= INFORMATION SHOWN =
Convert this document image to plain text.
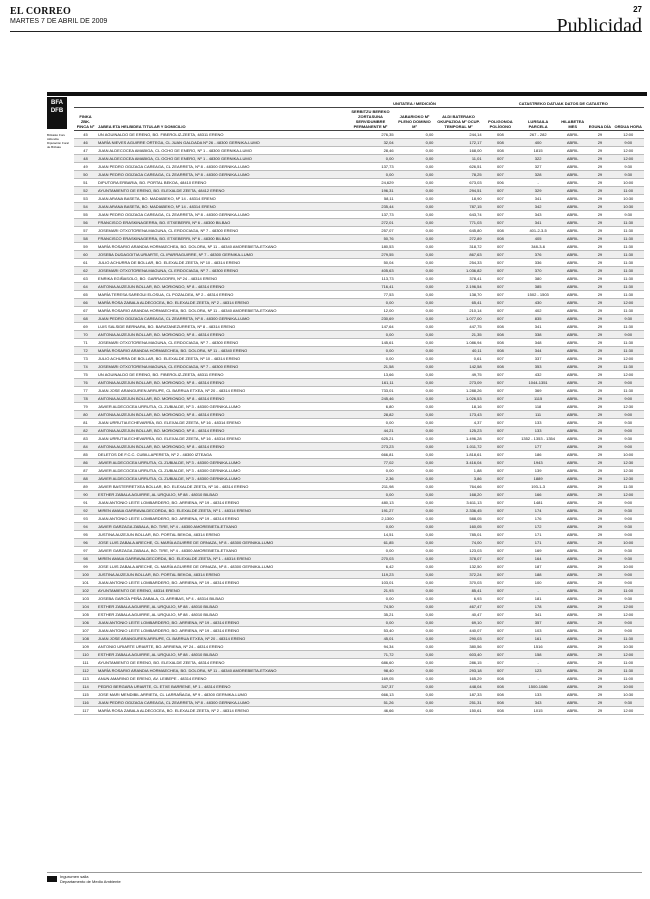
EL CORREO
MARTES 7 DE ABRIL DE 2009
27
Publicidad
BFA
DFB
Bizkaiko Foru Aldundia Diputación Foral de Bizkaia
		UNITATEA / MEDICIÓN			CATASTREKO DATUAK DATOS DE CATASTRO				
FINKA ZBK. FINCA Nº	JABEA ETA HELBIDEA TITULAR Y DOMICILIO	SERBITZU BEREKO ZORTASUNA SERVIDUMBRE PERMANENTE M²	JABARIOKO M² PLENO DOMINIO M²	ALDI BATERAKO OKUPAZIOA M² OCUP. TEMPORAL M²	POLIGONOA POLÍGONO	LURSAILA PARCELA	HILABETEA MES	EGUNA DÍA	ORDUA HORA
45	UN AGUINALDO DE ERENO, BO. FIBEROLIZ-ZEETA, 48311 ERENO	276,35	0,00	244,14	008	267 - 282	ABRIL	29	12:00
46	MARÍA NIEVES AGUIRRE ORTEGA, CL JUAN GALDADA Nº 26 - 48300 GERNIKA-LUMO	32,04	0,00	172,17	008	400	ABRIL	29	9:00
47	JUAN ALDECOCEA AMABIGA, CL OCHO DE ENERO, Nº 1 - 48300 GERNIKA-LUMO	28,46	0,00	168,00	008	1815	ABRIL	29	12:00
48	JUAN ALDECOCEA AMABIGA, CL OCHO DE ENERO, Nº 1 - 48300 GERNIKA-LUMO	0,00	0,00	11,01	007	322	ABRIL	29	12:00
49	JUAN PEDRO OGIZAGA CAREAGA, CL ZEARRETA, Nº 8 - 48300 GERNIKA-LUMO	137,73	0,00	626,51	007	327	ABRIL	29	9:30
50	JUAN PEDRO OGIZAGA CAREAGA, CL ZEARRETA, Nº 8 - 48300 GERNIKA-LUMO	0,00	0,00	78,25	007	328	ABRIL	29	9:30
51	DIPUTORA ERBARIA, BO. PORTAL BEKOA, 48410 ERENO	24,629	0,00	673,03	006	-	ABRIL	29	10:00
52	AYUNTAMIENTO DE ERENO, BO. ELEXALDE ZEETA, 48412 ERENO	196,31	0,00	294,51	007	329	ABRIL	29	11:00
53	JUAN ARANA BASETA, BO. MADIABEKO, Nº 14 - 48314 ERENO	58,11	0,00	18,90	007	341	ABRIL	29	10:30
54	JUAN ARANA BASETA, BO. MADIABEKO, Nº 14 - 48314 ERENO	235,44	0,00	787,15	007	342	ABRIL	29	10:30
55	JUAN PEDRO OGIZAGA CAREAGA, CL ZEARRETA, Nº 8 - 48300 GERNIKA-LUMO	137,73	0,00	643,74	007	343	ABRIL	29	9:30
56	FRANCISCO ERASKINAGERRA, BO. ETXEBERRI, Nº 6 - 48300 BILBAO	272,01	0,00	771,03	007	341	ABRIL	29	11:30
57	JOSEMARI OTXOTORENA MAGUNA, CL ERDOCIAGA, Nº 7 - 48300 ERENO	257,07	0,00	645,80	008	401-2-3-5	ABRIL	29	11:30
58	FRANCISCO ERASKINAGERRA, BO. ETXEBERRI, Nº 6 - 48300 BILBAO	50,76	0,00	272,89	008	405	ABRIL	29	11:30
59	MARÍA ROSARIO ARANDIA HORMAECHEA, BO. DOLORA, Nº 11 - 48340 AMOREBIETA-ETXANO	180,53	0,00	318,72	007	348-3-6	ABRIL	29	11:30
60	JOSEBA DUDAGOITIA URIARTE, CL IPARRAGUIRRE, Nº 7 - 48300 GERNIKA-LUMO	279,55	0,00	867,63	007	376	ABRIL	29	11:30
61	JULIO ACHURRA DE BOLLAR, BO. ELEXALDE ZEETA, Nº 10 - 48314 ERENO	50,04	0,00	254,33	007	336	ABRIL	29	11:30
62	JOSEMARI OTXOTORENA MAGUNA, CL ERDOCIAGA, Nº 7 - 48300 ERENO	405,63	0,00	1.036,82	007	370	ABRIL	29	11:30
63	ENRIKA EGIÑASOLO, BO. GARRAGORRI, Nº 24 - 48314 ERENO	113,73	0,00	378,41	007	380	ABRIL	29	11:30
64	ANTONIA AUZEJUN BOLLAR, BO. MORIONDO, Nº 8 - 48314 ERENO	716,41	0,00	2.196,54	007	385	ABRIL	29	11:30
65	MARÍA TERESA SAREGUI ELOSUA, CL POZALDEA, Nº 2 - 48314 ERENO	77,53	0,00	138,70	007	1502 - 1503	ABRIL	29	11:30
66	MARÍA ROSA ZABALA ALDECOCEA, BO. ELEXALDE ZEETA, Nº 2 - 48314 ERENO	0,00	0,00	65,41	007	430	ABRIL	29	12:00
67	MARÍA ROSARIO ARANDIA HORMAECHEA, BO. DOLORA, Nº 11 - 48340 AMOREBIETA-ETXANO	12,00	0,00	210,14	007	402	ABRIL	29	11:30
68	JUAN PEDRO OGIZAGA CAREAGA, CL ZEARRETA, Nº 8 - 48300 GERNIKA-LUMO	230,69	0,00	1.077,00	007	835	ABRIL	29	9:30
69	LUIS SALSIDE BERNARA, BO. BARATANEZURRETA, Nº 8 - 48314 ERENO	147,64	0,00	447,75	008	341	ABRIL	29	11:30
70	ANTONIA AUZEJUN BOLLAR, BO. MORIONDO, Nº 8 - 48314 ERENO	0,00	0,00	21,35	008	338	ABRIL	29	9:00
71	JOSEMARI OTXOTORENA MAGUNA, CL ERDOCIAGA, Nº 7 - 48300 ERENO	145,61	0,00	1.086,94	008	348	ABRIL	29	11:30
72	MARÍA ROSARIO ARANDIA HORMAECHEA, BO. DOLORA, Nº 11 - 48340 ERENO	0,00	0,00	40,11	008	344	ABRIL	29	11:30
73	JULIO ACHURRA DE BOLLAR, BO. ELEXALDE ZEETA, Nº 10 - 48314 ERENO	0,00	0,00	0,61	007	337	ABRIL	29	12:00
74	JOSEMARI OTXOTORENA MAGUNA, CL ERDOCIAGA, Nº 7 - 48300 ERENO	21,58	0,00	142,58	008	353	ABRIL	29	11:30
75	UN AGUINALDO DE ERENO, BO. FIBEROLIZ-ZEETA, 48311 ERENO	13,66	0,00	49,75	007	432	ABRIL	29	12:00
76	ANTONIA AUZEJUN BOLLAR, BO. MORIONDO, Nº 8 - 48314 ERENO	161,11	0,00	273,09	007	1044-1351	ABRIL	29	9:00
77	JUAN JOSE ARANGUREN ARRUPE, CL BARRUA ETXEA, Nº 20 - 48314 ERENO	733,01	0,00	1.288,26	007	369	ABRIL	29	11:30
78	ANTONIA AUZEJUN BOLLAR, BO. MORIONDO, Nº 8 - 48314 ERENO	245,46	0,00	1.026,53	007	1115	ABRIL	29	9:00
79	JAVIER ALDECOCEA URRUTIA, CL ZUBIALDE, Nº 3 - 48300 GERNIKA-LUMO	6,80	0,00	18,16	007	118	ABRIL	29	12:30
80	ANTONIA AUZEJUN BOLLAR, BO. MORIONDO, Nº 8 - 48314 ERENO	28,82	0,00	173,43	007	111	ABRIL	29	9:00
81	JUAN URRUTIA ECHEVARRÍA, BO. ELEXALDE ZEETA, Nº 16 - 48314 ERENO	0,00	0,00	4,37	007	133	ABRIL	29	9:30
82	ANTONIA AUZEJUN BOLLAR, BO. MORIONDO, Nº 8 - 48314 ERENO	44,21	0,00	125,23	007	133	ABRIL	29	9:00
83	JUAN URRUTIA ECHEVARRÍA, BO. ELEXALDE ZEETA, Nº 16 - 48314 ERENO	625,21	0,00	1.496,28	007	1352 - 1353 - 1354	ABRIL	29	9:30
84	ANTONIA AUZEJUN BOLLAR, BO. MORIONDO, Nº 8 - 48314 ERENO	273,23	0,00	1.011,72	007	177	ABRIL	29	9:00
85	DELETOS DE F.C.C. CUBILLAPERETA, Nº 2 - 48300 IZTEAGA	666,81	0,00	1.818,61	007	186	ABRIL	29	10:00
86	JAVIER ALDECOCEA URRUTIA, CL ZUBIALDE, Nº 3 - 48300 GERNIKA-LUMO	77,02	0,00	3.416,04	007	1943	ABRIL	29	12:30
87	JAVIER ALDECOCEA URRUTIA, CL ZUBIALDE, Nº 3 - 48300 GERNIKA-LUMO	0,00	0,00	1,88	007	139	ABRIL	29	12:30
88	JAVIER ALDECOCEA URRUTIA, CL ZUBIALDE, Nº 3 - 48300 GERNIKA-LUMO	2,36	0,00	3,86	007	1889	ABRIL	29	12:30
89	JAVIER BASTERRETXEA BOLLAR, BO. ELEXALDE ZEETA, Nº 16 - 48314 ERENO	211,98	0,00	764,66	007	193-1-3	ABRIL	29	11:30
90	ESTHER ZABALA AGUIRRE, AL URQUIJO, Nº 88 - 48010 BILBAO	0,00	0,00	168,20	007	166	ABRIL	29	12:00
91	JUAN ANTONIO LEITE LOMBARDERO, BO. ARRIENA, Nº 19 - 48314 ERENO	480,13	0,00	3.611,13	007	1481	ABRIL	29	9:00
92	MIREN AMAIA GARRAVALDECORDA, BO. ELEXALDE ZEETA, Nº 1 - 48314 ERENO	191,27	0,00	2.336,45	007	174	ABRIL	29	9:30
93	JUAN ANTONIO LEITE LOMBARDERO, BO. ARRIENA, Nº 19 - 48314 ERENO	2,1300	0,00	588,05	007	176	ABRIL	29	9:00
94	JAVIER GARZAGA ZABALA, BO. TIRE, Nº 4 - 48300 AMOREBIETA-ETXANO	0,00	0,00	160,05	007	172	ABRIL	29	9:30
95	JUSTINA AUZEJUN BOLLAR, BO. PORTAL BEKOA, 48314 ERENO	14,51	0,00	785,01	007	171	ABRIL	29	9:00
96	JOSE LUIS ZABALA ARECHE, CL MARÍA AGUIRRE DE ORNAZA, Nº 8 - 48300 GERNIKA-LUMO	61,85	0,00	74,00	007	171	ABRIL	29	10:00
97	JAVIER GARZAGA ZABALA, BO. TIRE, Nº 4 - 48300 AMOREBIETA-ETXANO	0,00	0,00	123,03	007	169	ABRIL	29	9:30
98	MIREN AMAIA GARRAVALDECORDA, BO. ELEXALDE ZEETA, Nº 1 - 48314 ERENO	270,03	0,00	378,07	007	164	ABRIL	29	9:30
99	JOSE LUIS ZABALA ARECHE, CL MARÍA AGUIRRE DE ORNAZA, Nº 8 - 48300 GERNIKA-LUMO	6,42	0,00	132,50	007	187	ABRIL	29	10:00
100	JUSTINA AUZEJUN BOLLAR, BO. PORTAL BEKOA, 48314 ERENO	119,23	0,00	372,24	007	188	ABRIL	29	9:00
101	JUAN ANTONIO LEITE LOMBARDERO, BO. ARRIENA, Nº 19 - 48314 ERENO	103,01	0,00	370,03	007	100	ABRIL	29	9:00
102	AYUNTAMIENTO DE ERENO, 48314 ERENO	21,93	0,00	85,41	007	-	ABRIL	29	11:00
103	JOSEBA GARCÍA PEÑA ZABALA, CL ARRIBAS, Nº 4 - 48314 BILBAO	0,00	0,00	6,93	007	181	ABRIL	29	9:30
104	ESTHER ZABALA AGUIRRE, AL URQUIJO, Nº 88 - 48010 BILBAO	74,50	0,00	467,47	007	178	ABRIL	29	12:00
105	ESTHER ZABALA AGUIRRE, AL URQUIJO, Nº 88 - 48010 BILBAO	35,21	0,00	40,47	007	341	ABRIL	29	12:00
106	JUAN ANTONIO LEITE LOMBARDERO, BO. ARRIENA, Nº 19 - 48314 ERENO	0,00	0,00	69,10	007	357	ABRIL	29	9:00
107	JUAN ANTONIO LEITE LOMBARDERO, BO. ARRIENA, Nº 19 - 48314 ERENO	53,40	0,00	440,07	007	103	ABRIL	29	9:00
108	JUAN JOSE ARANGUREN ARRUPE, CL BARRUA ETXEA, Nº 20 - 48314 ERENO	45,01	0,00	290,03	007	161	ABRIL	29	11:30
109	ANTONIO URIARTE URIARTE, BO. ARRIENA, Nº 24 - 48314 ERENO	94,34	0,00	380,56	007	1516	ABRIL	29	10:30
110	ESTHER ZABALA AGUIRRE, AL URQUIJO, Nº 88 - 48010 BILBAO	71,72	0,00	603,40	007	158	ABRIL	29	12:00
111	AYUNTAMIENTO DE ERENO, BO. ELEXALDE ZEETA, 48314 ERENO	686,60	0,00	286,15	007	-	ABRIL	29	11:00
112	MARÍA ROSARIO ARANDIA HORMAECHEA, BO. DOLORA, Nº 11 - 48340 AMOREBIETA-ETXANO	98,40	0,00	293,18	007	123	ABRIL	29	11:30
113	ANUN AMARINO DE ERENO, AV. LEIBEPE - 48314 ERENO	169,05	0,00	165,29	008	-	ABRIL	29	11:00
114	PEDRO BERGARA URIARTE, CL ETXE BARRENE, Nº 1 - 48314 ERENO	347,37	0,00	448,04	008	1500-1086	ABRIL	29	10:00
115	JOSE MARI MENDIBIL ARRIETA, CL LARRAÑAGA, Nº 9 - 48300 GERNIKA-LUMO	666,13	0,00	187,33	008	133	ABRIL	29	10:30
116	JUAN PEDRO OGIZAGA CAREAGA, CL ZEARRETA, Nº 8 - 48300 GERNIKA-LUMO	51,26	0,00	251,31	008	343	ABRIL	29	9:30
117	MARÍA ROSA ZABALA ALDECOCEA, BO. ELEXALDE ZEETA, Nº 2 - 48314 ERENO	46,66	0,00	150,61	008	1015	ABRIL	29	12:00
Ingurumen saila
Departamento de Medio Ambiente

= INSTRUCTIONS TO FOLLOW =
Where a line in the material contains "ECHEVARRÍA", copy that line.

= PROBLEM SOLUTION =
81	JUAN URRUTIA ECHEVARRÍA, BO. ELEXALDE ZEETA, Nº 16 - 48314 ERENO	0,00	0,00	4,37	007	133	ABRIL	29	9:30
83	JUAN URRUTIA ECHEVARRÍA, BO. ELEXALDE ZEETA, Nº 16 - 48314 ERENO	625,21	0,00	1.496,28	007	1352 - 1353 - 1354	ABRIL	29	9:30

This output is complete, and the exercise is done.